--- START Input data ---

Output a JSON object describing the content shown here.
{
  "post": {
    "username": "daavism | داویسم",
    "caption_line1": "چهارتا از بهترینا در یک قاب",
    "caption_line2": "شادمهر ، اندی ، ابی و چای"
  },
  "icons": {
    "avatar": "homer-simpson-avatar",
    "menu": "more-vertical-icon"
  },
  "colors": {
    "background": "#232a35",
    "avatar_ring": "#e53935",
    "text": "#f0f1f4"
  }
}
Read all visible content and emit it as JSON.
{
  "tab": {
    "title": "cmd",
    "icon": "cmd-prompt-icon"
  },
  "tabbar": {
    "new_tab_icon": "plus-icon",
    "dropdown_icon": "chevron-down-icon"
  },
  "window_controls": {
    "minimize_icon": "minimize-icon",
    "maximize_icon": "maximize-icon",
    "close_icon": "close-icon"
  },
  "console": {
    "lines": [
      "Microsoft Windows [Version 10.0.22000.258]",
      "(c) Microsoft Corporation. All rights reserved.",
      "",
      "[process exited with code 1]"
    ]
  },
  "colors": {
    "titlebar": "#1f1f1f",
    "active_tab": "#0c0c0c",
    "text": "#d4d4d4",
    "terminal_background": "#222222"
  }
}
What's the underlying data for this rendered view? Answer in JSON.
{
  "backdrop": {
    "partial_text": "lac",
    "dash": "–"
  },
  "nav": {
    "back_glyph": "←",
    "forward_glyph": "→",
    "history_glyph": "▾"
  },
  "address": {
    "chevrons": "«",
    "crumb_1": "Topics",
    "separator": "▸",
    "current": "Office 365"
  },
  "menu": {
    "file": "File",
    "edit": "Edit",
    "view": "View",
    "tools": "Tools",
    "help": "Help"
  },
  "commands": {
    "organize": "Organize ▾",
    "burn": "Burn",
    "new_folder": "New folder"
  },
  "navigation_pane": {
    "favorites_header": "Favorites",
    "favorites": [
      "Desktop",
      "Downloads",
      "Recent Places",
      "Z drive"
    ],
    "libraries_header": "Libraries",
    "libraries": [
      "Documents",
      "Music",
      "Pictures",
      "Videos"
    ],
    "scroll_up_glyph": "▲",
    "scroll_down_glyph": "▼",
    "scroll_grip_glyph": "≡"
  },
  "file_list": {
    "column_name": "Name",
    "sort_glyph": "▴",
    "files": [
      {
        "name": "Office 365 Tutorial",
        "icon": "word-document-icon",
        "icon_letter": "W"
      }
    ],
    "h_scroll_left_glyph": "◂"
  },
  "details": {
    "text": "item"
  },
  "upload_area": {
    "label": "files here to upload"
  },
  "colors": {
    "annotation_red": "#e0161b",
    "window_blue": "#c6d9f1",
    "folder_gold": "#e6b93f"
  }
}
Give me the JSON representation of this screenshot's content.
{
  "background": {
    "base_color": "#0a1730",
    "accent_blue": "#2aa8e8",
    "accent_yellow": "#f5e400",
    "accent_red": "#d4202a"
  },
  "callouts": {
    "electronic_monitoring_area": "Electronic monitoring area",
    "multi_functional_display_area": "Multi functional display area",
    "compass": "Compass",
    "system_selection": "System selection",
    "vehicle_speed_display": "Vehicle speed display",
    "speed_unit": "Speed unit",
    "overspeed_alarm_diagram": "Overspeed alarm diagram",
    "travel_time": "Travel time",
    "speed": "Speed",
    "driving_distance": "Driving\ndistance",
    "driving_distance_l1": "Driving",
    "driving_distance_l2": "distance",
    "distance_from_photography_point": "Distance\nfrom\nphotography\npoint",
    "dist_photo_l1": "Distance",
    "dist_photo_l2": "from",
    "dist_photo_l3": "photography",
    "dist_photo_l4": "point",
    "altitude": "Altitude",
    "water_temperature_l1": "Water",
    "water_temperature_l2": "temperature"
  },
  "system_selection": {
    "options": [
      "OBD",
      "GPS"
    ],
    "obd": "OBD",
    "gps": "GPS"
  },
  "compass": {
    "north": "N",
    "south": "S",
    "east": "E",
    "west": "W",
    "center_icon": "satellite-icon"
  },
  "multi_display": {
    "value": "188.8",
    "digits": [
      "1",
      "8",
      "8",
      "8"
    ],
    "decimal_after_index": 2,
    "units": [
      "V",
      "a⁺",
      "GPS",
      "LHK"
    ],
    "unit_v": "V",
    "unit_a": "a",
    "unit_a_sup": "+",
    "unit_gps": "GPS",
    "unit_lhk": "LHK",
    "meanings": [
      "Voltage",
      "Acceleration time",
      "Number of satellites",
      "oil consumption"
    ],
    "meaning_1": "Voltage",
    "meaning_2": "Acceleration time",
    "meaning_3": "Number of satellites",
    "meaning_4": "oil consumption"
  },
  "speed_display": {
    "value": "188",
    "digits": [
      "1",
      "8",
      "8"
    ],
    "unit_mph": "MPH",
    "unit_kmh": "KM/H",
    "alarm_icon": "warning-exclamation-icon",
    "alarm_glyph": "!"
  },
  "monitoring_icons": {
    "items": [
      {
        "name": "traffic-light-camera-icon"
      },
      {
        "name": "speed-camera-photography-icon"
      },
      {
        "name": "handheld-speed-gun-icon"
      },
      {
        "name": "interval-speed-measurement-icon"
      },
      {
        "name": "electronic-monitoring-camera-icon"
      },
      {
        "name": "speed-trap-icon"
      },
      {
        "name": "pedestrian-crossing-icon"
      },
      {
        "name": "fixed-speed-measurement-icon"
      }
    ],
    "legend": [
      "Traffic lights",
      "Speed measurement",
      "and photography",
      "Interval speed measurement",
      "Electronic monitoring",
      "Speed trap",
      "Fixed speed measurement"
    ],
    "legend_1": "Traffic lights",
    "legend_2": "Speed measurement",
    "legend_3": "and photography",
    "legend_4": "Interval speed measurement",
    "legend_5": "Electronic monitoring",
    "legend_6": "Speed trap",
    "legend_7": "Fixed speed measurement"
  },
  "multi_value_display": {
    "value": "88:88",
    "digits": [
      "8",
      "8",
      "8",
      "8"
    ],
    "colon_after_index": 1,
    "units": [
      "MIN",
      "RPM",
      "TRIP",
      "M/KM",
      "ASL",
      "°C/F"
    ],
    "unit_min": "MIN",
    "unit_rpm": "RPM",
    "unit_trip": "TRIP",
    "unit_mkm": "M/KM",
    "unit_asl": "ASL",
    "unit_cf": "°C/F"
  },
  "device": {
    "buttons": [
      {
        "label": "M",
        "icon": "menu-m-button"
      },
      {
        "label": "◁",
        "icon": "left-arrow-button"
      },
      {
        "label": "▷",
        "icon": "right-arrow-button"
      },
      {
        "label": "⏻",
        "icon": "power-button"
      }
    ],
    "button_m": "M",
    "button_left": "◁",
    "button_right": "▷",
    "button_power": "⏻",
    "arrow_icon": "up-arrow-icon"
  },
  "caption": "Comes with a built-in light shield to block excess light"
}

--- END Input data ---

**What is asked**
Restate every record exactly, leaving nothing out.

**Exercise answer**
Output a JSON object describing the content shown here.
{
  "post": {
    "username": "daavism | داویسم",
    "caption_line1": "چهارتا از بهترینا در یک قاب",
    "caption_line2": "شادمهر ، اندی ، ابی و چای"
  },
  "icons": {
    "avatar": "homer-simpson-avatar",
    "menu": "more-vertical-icon"
  },
  "colors": {
    "background": "#232a35",
    "avatar_ring": "#e53935",
    "text": "#f0f1f4"
  }
}
Read all visible content and emit it as JSON.
{
  "tab": {
    "title": "cmd",
    "icon": "cmd-prompt-icon"
  },
  "tabbar": {
    "new_tab_icon": "plus-icon",
    "dropdown_icon": "chevron-down-icon"
  },
  "window_controls": {
    "minimize_icon": "minimize-icon",
    "maximize_icon": "maximize-icon",
    "close_icon": "close-icon"
  },
  "console": {
    "lines": [
      "Microsoft Windows [Version 10.0.22000.258]",
      "(c) Microsoft Corporation. All rights reserved.",
      "",
      "[process exited with code 1]"
    ]
  },
  "colors": {
    "titlebar": "#1f1f1f",
    "active_tab": "#0c0c0c",
    "text": "#d4d4d4",
    "terminal_background": "#222222"
  }
}
What's the underlying data for this rendered view? Answer in JSON.
{
  "backdrop": {
    "partial_text": "lac",
    "dash": "–"
  },
  "nav": {
    "back_glyph": "←",
    "forward_glyph": "→",
    "history_glyph": "▾"
  },
  "address": {
    "chevrons": "«",
    "crumb_1": "Topics",
    "separator": "▸",
    "current": "Office 365"
  },
  "menu": {
    "file": "File",
    "edit": "Edit",
    "view": "View",
    "tools": "Tools",
    "help": "Help"
  },
  "commands": {
    "organize": "Organize ▾",
    "burn": "Burn",
    "new_folder": "New folder"
  },
  "navigation_pane": {
    "favorites_header": "Favorites",
    "favorites": [
      "Desktop",
      "Downloads",
      "Recent Places",
      "Z drive"
    ],
    "libraries_header": "Libraries",
    "libraries": [
      "Documents",
      "Music",
      "Pictures",
      "Videos"
    ],
    "scroll_up_glyph": "▲",
    "scroll_down_glyph": "▼",
    "scroll_grip_glyph": "≡"
  },
  "file_list": {
    "column_name": "Name",
    "sort_glyph": "▴",
    "files": [
      {
        "name": "Office 365 Tutorial",
        "icon": "word-document-icon",
        "icon_letter": "W"
      }
    ],
    "h_scroll_left_glyph": "◂"
  },
  "details": {
    "text": "item"
  },
  "upload_area": {
    "label": "files here to upload"
  },
  "colors": {
    "annotation_red": "#e0161b",
    "window_blue": "#c6d9f1",
    "folder_gold": "#e6b93f"
  }
}
Give me the JSON representation of this screenshot's content.
{
  "background": {
    "base_color": "#0a1730",
    "accent_blue": "#2aa8e8",
    "accent_yellow": "#f5e400",
    "accent_red": "#d4202a"
  },
  "callouts": {
    "electronic_monitoring_area": "Electronic monitoring area",
    "multi_functional_display_area": "Multi functional display area",
    "compass": "Compass",
    "system_selection": "System selection",
    "vehicle_speed_display": "Vehicle speed display",
    "speed_unit": "Speed unit",
    "overspeed_alarm_diagram": "Overspeed alarm diagram",
    "travel_time": "Travel time",
    "speed": "Speed",
    "driving_distance": "Driving\ndistance",
    "driving_distance_l1": "Driving",
    "driving_distance_l2": "distance",
    "distance_from_photography_point": "Distance\nfrom\nphotography\npoint",
    "dist_photo_l1": "Distance",
    "dist_photo_l2": "from",
    "dist_photo_l3": "photography",
    "dist_photo_l4": "point",
    "altitude": "Altitude",
    "water_temperature_l1": "Water",
    "water_temperature_l2": "temperature"
  },
  "system_selection": {
    "options": [
      "OBD",
      "GPS"
    ],
    "obd": "OBD",
    "gps": "GPS"
  },
  "compass": {
    "north": "N",
    "south": "S",
    "east": "E",
    "west": "W",
    "center_icon": "satellite-icon"
  },
  "multi_display": {
    "value": "188.8",
    "digits": [
      "1",
      "8",
      "8",
      "8"
    ],
    "decimal_after_index": 2,
    "units": [
      "V",
      "a⁺",
      "GPS",
      "LHK"
    ],
    "unit_v": "V",
    "unit_a": "a",
    "unit_a_sup": "+",
    "unit_gps": "GPS",
    "unit_lhk": "LHK",
    "meanings": [
      "Voltage",
      "Acceleration time",
      "Number of satellites",
      "oil consumption"
    ],
    "meaning_1": "Voltage",
    "meaning_2": "Acceleration time",
    "meaning_3": "Number of satellites",
    "meaning_4": "oil consumption"
  },
  "speed_display": {
    "value": "188",
    "digits": [
      "1",
      "8",
      "8"
    ],
    "unit_mph": "MPH",
    "unit_kmh": "KM/H",
    "alarm_icon": "warning-exclamation-icon",
    "alarm_glyph": "!"
  },
  "monitoring_icons": {
    "items": [
      {
        "name": "traffic-light-camera-icon"
      },
      {
        "name": "speed-camera-photography-icon"
      },
      {
        "name": "handheld-speed-gun-icon"
      },
      {
        "name": "interval-speed-measurement-icon"
      },
      {
        "name": "electronic-monitoring-camera-icon"
      },
      {
        "name": "speed-trap-icon"
      },
      {
        "name": "pedestrian-crossing-icon"
      },
      {
        "name": "fixed-speed-measurement-icon"
      }
    ],
    "legend": [
      "Traffic lights",
      "Speed measurement",
      "and photography",
      "Interval speed measurement",
      "Electronic monitoring",
      "Speed trap",
      "Fixed speed measurement"
    ],
    "legend_1": "Traffic lights",
    "legend_2": "Speed measurement",
    "legend_3": "and photography",
    "legend_4": "Interval speed measurement",
    "legend_5": "Electronic monitoring",
    "legend_6": "Speed trap",
    "legend_7": "Fixed speed measurement"
  },
  "multi_value_display": {
    "value": "88:88",
    "digits": [
      "8",
      "8",
      "8",
      "8"
    ],
    "colon_after_index": 1,
    "units": [
      "MIN",
      "RPM",
      "TRIP",
      "M/KM",
      "ASL",
      "°C/F"
    ],
    "unit_min": "MIN",
    "unit_rpm": "RPM",
    "unit_trip": "TRIP",
    "unit_mkm": "M/KM",
    "unit_asl": "ASL",
    "unit_cf": "°C/F"
  },
  "device": {
    "buttons": [
      {
        "label": "M",
        "icon": "menu-m-button"
      },
      {
        "label": "◁",
        "icon": "left-arrow-button"
      },
      {
        "label": "▷",
        "icon": "right-arrow-button"
      },
      {
        "label": "⏻",
        "icon": "power-button"
      }
    ],
    "button_m": "M",
    "button_left": "◁",
    "button_right": "▷",
    "button_power": "⏻",
    "arrow_icon": "up-arrow-icon"
  },
  "caption": "Comes with a built-in light shield to block excess light"
}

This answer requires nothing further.